[START OF The input]

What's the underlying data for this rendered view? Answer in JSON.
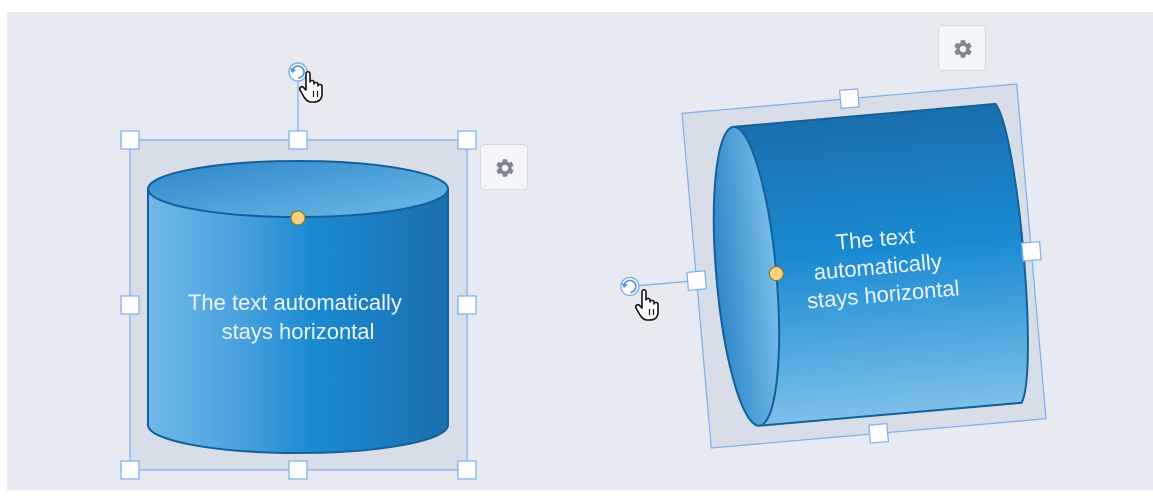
{
  "shapes": [
    {
      "label": "The text automatically stays horizontal",
      "label_lines": [
        "The text automatically",
        "stays horizontal"
      ],
      "rotation_deg": 0
    },
    {
      "label": "The text automatically stays horizontal",
      "label_lines": [
        "The text",
        "automatically",
        "stays horizontal"
      ],
      "rotation_deg": -95
    }
  ],
  "toolbar": {
    "settings_icon": "gear-icon"
  },
  "colors": {
    "canvas": "#e7eaf1",
    "selection": "#7aaef0",
    "cylinder_dark": "#1a77b9",
    "cylinder_light": "#7cbde9",
    "handle_point": "#f6d37a"
  }
}
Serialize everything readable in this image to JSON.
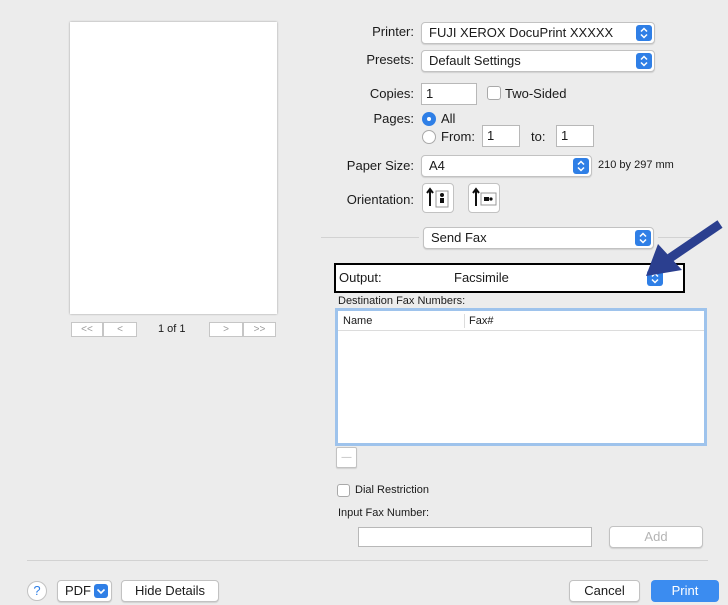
{
  "printer": {
    "label": "Printer:",
    "value": "FUJI XEROX DocuPrint XXXXX"
  },
  "presets": {
    "label": "Presets:",
    "value": "Default Settings"
  },
  "copies": {
    "label": "Copies:",
    "value": "1",
    "two_sided_label": "Two-Sided"
  },
  "pages": {
    "label": "Pages:",
    "all_label": "All",
    "from_label": "From:",
    "from_value": "1",
    "to_label": "to:",
    "to_value": "1"
  },
  "paper_size": {
    "label": "Paper Size:",
    "value": "A4",
    "dimensions": "210 by 297 mm"
  },
  "orientation": {
    "label": "Orientation:"
  },
  "section_popup": {
    "value": "Send Fax"
  },
  "output": {
    "label": "Output:",
    "value": "Facsimile"
  },
  "destination": {
    "label": "Destination Fax Numbers:",
    "columns": [
      "Name",
      "Fax#"
    ],
    "remove_label": "—"
  },
  "dial_restriction_label": "Dial Restriction",
  "input_fax": {
    "label": "Input Fax Number:",
    "value": "",
    "add_label": "Add"
  },
  "preview": {
    "page_indicator": "1 of 1",
    "first": "<<",
    "prev": "<",
    "next": ">",
    "last": ">>"
  },
  "footer": {
    "help": "?",
    "pdf": "PDF",
    "hide_details": "Hide Details",
    "cancel": "Cancel",
    "print": "Print"
  },
  "colors": {
    "accent": "#2f7fe6",
    "annotation_arrow": "#2b3f8f"
  }
}
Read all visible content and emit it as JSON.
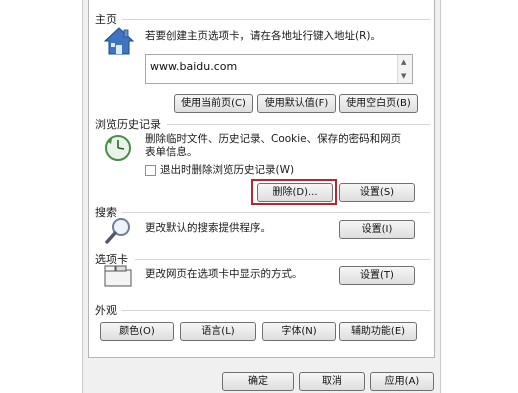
{
  "home": {
    "title": "主页",
    "description": "若要创建主页选项卡，请在各地址行键入地址(R)。",
    "url": "www.baidu.com",
    "buttons": [
      "使用当前页(C)",
      "使用默认值(F)",
      "使用空白页(B)"
    ]
  },
  "history": {
    "title": "浏览历史记录",
    "description_line1": "删除临时文件、历史记录、Cookie、保存的密码和网页",
    "description_line2": "表单信息。",
    "checkbox_label": "退出时删除浏览历史记录(W)",
    "checkbox_checked": false,
    "delete_button": "删除(D)...",
    "settings_button": "设置(S)"
  },
  "search": {
    "title": "搜索",
    "description": "更改默认的搜索提供程序。",
    "settings_button": "设置(I)"
  },
  "tabs": {
    "title": "选项卡",
    "description": "更改网页在选项卡中显示的方式。",
    "settings_button": "设置(T)"
  },
  "appearance": {
    "title": "外观",
    "buttons": [
      "颜色(O)",
      "语言(L)",
      "字体(N)",
      "辅助功能(E)"
    ]
  },
  "footer": {
    "ok": "确定",
    "cancel": "取消",
    "apply": "应用(A)"
  },
  "colors": {
    "highlight": "#c0232c"
  }
}
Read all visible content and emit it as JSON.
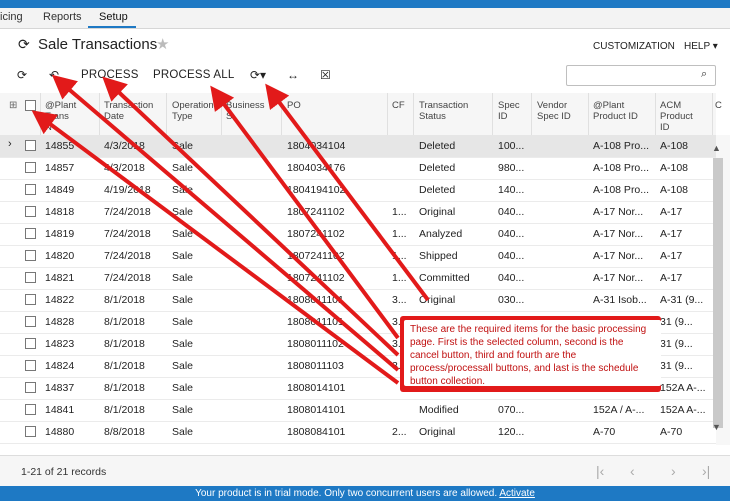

[END OF The input]

Aim>
Every line is to be duplicated exactly, though pictures stay out.

Output for this task>
What's the underlying data for this rendered view? Answer in JSON.
{
  "shapes": [
    {
      "label": "The text automatically stays horizontal",
      "label_lines": [
        "The text automatically",
        "stays horizontal"
      ],
      "rotation_deg": 0
    },
    {
      "label": "The text automatically stays horizontal",
      "label_lines": [
        "The text",
        "automatically",
        "stays horizontal"
      ],
      "rotation_deg": -95
    }
  ],
  "toolbar": {
    "settings_icon": "gear-icon"
  },
  "colors": {
    "canvas": "#e7eaf1",
    "selection": "#7aaef0",
    "cylinder_dark": "#1a77b9",
    "cylinder_light": "#7cbde9",
    "handle_point": "#f6d37a"
  }
}
Serialize everything readable in this image to JSON.
{
  "printer": {
    "label": "Printer:",
    "value": "FUJI XEROX DocuPrint XXXXX"
  },
  "presets": {
    "label": "Presets:",
    "value": "Default Settings"
  },
  "copies": {
    "label": "Copies:",
    "value": "1",
    "two_sided_label": "Two-Sided"
  },
  "pages": {
    "label": "Pages:",
    "all_label": "All",
    "from_label": "From:",
    "from_value": "1",
    "to_label": "to:",
    "to_value": "1"
  },
  "paper_size": {
    "label": "Paper Size:",
    "value": "A4",
    "dimensions": "210 by 297 mm"
  },
  "orientation": {
    "label": "Orientation:"
  },
  "section_popup": {
    "value": "Send Fax"
  },
  "output": {
    "label": "Output:",
    "value": "Facsimile"
  },
  "destination": {
    "label": "Destination Fax Numbers:",
    "columns": [
      "Name",
      "Fax#"
    ],
    "remove_label": "—"
  },
  "dial_restriction_label": "Dial Restriction",
  "input_fax": {
    "label": "Input Fax Number:",
    "value": "",
    "add_label": "Add"
  },
  "preview": {
    "page_indicator": "1 of 1",
    "first": "<<",
    "prev": "<",
    "next": ">",
    "last": ">>"
  },
  "footer": {
    "help": "?",
    "pdf": "PDF",
    "hide_details": "Hide Details",
    "cancel": "Cancel",
    "print": "Print"
  },
  "colors": {
    "accent": "#2f7fe6",
    "annotation_arrow": "#2b3f8f"
  }
}
Read all visible content and emit it as JSON.
{
  "home": {
    "title": "主页",
    "description": "若要创建主页选项卡，请在各地址行键入地址(R)。",
    "url": "www.baidu.com",
    "buttons": [
      "使用当前页(C)",
      "使用默认值(F)",
      "使用空白页(B)"
    ]
  },
  "history": {
    "title": "浏览历史记录",
    "description_line1": "删除临时文件、历史记录、Cookie、保存的密码和网页",
    "description_line2": "表单信息。",
    "checkbox_label": "退出时删除浏览历史记录(W)",
    "checkbox_checked": false,
    "delete_button": "删除(D)...",
    "settings_button": "设置(S)"
  },
  "search": {
    "title": "搜索",
    "description": "更改默认的搜索提供程序。",
    "settings_button": "设置(I)"
  },
  "tabs": {
    "title": "选项卡",
    "description": "更改网页在选项卡中显示的方式。",
    "settings_button": "设置(T)"
  },
  "appearance": {
    "title": "外观",
    "buttons": [
      "颜色(O)",
      "语言(L)",
      "字体(N)",
      "辅助功能(E)"
    ]
  },
  "footer": {
    "ok": "确定",
    "cancel": "取消",
    "apply": "应用(A)"
  },
  "colors": {
    "highlight": "#c0232c"
  }
}
Read all visible content and emit it as JSON.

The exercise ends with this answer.